── Data for this exercise

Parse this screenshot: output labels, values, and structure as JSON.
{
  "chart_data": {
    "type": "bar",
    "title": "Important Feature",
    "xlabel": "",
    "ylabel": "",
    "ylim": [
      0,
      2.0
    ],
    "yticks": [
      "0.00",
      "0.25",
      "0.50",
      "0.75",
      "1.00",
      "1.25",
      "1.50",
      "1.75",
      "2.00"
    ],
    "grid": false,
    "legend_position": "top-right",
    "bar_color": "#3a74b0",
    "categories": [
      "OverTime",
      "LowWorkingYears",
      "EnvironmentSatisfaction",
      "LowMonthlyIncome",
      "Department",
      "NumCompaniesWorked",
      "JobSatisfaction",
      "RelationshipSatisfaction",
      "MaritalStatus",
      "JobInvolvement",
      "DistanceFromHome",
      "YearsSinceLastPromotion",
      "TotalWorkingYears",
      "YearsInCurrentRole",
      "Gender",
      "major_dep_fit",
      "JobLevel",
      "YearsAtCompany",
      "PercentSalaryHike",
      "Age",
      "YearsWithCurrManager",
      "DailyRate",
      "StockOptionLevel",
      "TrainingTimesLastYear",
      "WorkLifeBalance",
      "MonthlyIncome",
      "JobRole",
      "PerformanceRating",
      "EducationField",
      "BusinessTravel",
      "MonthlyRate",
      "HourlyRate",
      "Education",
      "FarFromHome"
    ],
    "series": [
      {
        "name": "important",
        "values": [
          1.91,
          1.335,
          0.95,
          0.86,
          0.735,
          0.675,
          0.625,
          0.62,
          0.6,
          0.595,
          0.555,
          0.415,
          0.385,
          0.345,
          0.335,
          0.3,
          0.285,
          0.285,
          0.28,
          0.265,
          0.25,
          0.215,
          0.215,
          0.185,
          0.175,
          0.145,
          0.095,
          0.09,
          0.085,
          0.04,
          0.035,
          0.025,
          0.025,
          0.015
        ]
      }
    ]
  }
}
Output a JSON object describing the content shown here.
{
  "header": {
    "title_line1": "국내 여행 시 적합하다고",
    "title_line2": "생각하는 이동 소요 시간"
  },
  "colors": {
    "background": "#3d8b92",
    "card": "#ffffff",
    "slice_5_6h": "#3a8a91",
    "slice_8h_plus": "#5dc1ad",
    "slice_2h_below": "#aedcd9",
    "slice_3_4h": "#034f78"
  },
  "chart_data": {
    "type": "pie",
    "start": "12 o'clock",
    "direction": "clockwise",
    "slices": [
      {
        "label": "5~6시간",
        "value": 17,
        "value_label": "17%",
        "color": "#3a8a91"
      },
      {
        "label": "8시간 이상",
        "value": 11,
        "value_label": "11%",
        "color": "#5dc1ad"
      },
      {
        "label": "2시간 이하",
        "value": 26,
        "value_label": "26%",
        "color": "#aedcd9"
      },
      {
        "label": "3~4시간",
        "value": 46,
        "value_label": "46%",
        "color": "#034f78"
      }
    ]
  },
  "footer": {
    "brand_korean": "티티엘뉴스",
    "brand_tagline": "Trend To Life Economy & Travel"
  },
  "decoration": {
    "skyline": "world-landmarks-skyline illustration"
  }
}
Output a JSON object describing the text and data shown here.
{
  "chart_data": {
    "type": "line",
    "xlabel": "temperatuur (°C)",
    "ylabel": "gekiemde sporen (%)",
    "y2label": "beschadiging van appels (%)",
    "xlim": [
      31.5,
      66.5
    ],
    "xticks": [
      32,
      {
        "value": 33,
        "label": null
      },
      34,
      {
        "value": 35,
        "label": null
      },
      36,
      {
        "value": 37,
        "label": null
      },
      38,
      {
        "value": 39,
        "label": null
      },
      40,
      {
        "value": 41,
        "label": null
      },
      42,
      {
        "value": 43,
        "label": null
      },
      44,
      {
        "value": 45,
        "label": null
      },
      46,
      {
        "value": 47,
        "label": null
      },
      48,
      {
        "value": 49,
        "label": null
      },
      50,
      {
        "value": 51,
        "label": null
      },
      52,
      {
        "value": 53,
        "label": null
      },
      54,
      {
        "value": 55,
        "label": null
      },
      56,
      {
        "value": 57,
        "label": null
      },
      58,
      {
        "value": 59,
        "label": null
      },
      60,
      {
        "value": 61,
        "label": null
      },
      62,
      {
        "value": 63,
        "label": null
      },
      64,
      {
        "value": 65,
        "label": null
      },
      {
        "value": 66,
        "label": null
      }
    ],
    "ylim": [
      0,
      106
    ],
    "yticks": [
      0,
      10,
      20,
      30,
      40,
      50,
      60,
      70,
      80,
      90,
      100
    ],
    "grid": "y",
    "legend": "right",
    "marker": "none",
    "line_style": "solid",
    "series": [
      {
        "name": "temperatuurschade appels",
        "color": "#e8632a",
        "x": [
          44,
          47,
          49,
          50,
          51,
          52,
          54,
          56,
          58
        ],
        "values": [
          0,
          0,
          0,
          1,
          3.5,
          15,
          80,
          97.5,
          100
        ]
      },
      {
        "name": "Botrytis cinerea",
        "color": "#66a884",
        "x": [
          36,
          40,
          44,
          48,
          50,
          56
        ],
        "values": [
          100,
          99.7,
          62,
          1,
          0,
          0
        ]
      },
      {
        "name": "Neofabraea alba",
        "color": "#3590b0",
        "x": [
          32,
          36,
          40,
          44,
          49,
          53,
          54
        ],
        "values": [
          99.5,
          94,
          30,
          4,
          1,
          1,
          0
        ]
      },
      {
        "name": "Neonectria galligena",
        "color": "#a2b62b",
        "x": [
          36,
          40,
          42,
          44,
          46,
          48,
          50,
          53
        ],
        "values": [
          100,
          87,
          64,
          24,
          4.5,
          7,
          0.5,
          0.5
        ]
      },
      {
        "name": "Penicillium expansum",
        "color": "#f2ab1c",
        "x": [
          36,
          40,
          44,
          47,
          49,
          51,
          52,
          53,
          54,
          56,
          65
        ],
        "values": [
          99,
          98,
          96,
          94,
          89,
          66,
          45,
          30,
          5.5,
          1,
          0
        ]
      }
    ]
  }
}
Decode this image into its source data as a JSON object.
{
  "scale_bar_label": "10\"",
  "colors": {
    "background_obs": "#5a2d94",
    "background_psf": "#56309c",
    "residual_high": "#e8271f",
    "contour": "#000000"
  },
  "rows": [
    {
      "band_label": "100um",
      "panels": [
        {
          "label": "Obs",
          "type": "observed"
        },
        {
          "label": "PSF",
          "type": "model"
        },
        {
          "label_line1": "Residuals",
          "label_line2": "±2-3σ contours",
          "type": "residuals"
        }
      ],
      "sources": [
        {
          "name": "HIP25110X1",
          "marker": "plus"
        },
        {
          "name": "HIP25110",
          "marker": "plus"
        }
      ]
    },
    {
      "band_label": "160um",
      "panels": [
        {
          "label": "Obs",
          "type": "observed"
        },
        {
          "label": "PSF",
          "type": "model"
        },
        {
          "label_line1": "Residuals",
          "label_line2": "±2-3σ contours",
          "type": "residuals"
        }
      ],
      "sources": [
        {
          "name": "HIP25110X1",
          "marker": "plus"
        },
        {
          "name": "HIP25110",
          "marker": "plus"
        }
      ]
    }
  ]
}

────

Task description: Return every line in the listing that contains the word "describing".

The output:
Output a JSON object describing the content shown here.
Output a JSON object describing the text and data shown here.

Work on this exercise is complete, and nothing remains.